[START OF Entries]
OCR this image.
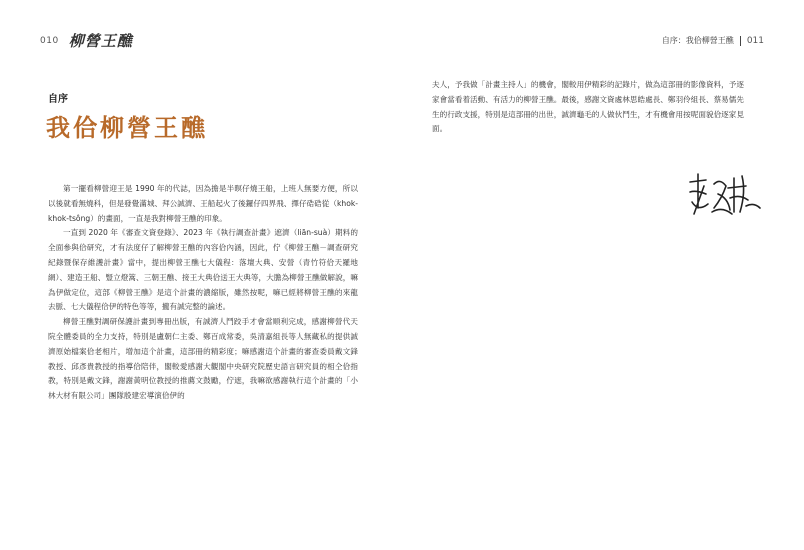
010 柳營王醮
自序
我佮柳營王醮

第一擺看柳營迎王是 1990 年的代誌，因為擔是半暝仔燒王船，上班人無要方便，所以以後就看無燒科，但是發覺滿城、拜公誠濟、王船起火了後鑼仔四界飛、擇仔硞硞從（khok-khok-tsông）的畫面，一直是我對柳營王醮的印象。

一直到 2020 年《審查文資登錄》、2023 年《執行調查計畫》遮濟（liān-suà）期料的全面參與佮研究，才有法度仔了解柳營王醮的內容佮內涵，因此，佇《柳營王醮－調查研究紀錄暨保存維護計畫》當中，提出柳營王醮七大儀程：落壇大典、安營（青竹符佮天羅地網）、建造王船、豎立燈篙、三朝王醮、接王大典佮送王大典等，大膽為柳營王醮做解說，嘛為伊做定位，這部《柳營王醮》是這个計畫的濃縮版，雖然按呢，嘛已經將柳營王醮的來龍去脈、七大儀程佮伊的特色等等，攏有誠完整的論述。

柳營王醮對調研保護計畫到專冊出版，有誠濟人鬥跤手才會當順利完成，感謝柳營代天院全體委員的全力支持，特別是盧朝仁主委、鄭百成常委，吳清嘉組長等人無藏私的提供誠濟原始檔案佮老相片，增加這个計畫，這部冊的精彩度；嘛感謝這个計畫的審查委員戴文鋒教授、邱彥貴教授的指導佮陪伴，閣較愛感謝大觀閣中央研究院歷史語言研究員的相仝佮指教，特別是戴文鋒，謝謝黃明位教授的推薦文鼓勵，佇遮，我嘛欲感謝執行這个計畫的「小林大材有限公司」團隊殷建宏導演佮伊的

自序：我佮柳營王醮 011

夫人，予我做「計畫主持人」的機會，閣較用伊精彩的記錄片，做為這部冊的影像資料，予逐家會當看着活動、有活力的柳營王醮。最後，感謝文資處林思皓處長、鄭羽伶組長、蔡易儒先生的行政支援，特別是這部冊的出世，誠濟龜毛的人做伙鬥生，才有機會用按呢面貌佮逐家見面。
[END OF Entries]
Brief:
Make an exact copy of the data above, pictures excluded.

The output:
OCR this image.
010 柳營王醮
自序
我佮柳營王醮

第一擺看柳營迎王是 1990 年的代誌，因為擔是半暝仔燒王船，上班人無要方便，所以以後就看無燒科，但是發覺滿城、拜公誠濟、王船起火了後鑼仔四界飛、擇仔硞硞從（khok-khok-tsông）的畫面，一直是我對柳營王醮的印象。

一直到 2020 年《審查文資登錄》、2023 年《執行調查計畫》遮濟（liān-suà）期料的全面參與佮研究，才有法度仔了解柳營王醮的內容佮內涵，因此，佇《柳營王醮－調查研究紀錄暨保存維護計畫》當中，提出柳營王醮七大儀程：落壇大典、安營（青竹符佮天羅地網）、建造王船、豎立燈篙、三朝王醮、接王大典佮送王大典等，大膽為柳營王醮做解說，嘛為伊做定位，這部《柳營王醮》是這个計畫的濃縮版，雖然按呢，嘛已經將柳營王醮的來龍去脈、七大儀程佮伊的特色等等，攏有誠完整的論述。

柳營王醮對調研保護計畫到專冊出版，有誠濟人鬥跤手才會當順利完成，感謝柳營代天院全體委員的全力支持，特別是盧朝仁主委、鄭百成常委，吳清嘉組長等人無藏私的提供誠濟原始檔案佮老相片，增加這个計畫，這部冊的精彩度；嘛感謝這个計畫的審查委員戴文鋒教授、邱彥貴教授的指導佮陪伴，閣較愛感謝大觀閣中央研究院歷史語言研究員的相仝佮指教，特別是戴文鋒，謝謝黃明位教授的推薦文鼓勵，佇遮，我嘛欲感謝執行這个計畫的「小林大材有限公司」團隊殷建宏導演佮伊的

自序：我佮柳營王醮 011

夫人，予我做「計畫主持人」的機會，閣較用伊精彩的記錄片，做為這部冊的影像資料，予逐家會當看着活動、有活力的柳營王醮。最後，感謝文資處林思皓處長、鄭羽伶組長、蔡易儒先生的行政支援，特別是這部冊的出世，誠濟龜毛的人做伙鬥生，才有機會用按呢面貌佮逐家見面。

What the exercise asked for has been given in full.